▶ WRITTEN PROBLEM
Quote all of the following lines word for word.

[Data excerpts]
^^^^^^^^
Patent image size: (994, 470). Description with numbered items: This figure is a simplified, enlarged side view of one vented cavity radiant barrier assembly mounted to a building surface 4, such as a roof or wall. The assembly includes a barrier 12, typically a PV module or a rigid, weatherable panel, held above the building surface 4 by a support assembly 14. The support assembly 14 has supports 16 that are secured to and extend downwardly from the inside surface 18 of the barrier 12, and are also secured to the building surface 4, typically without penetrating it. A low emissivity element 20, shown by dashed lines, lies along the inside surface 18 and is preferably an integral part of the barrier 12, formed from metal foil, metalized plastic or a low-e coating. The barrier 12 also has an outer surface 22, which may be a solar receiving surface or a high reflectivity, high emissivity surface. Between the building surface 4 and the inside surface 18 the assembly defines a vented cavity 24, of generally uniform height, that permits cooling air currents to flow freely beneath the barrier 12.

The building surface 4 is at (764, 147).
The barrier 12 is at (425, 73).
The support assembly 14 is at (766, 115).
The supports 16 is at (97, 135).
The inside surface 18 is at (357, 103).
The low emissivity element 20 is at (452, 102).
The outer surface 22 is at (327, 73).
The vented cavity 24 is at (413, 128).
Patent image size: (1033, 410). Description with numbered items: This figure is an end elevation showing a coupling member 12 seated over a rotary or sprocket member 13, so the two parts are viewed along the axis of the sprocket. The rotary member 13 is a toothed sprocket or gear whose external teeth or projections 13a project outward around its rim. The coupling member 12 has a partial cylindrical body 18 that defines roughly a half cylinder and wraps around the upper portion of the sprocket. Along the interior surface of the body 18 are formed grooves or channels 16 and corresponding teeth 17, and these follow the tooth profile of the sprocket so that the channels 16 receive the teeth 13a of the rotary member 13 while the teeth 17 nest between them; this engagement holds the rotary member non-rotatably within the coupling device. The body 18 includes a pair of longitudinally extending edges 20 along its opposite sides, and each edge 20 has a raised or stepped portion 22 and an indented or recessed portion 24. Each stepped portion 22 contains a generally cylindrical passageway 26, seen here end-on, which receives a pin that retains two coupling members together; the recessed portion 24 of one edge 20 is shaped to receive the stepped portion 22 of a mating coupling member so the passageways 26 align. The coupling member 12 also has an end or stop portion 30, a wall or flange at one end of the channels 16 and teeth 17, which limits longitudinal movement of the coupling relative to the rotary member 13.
^^^^^^^^
▶ ANSWER TO THE TASK
Patent image size: (994, 470). Description with numbered items: This figure is a simplified, enlarged side view of one vented cavity radiant barrier assembly mounted to a building surface 4, such as a roof or wall. The assembly includes a barrier 12, typically a PV module or a rigid, weatherable panel, held above the building surface 4 by a support assembly 14. The support assembly 14 has supports 16 that are secured to and extend downwardly from the inside surface 18 of the barrier 12, and are also secured to the building surface 4, typically without penetrating it. A low emissivity element 20, shown by dashed lines, lies along the inside surface 18 and is preferably an integral part of the barrier 12, formed from metal foil, metalized plastic or a low-e coating. The barrier 12 also has an outer surface 22, which may be a solar receiving surface or a high reflectivity, high emissivity surface. Between the building surface 4 and the inside surface 18 the assembly defines a vented cavity 24, of generally uniform height, that permits cooling air currents to flow freely beneath the barrier 12.

The building surface 4 is at (764, 147).
The barrier 12 is at (425, 73).
The support assembly 14 is at (766, 115).
The supports 16 is at (97, 135).
The inside surface 18 is at (357, 103).
The low emissivity element 20 is at (452, 102).
The outer surface 22 is at (327, 73).
The vented cavity 24 is at (413, 128).
Patent image size: (1033, 410). Description with numbered items: This figure is an end elevation showing a coupling member 12 seated over a rotary or sprocket member 13, so the two parts are viewed along the axis of the sprocket. The rotary member 13 is a toothed sprocket or gear whose external teeth or projections 13a project outward around its rim. The coupling member 12 has a partial cylindrical body 18 that defines roughly a half cylinder and wraps around the upper portion of the sprocket. Along the interior surface of the body 18 are formed grooves or channels 16 and corresponding teeth 17, and these follow the tooth profile of the sprocket so that the channels 16 receive the teeth 13a of the rotary member 13 while the teeth 17 nest between them; this engagement holds the rotary member non-rotatably within the coupling device. The body 18 includes a pair of longitudinally extending edges 20 along its opposite sides, and each edge 20 has a raised or stepped portion 22 and an indented or recessed portion 24. Each stepped portion 22 contains a generally cylindrical passageway 26, seen here end-on, which receives a pin that retains two coupling members together; the recessed portion 24 of one edge 20 is shaped to receive the stepped portion 22 of a mating coupling member so the passageways 26 align. The coupling member 12 also has an end or stop portion 30, a wall or flange at one end of the channels 16 and teeth 17, which limits longitudinal movement of the coupling relative to the rotary member 13.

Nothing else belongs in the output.